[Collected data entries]
###
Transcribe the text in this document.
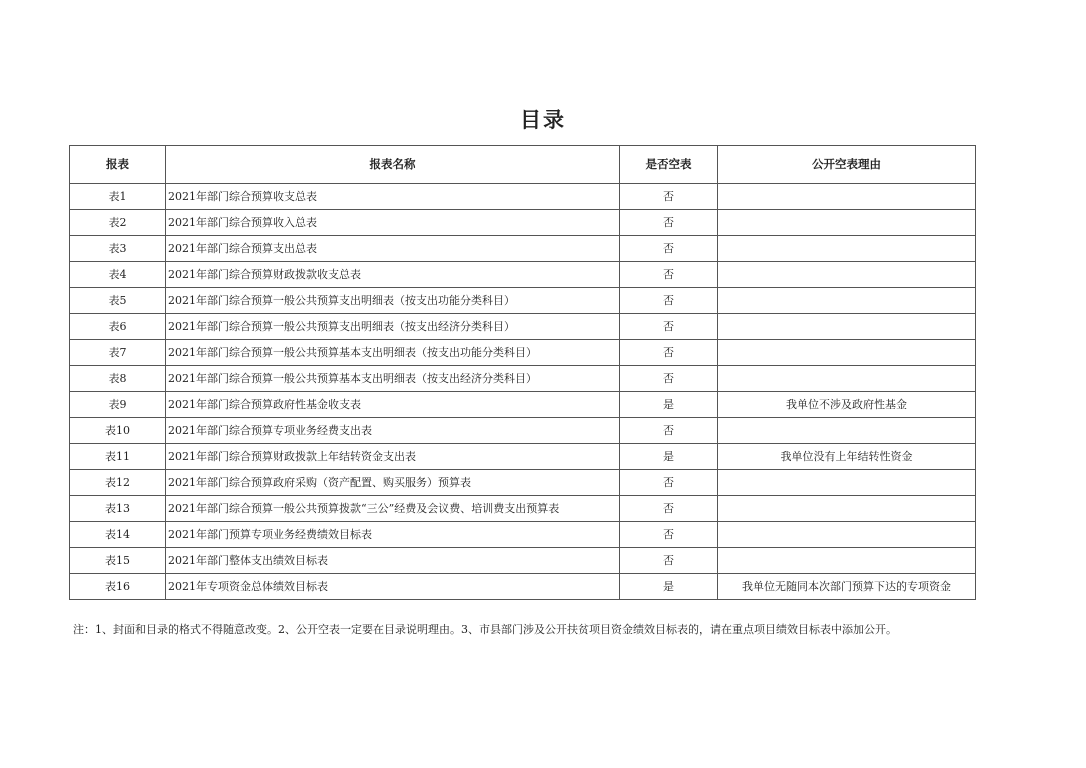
目录
报表	报表名称	是否空表	公开空表理由
表1	2021年部门综合预算收支总表	否	
表2	2021年部门综合预算收入总表	否	
表3	2021年部门综合预算支出总表	否	
表4	2021年部门综合预算财政拨款收支总表	否	
表5	2021年部门综合预算一般公共预算支出明细表（按支出功能分类科目）	否	
表6	2021年部门综合预算一般公共预算支出明细表（按支出经济分类科目）	否	
表7	2021年部门综合预算一般公共预算基本支出明细表（按支出功能分类科目）	否	
表8	2021年部门综合预算一般公共预算基本支出明细表（按支出经济分类科目）	否	
表9	2021年部门综合预算政府性基金收支表	是	我单位不涉及政府性基金
表10	2021年部门综合预算专项业务经费支出表	否	
表11	2021年部门综合预算财政拨款上年结转资金支出表	是	我单位没有上年结转性资金
表12	2021年部门综合预算政府采购（资产配置、购买服务）预算表	否	
表13	2021年部门综合预算一般公共预算拨款“三公”经费及会议费、培训费支出预算表	否	
表14	2021年部门预算专项业务经费绩效目标表	否	
表15	2021年部门整体支出绩效目标表	否	
表16	2021年专项资金总体绩效目标表	是	我单位无随同本次部门预算下达的专项资金
注：1、封面和目录的格式不得随意改变。2、公开空表一定要在目录说明理由。3、市县部门涉及公开扶贫项目资金绩效目标表的，请在重点项目绩效目标表中添加公开。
###
Look through the records above and report how many lines hold the word "按支出功能分类科目", giving only the number.

2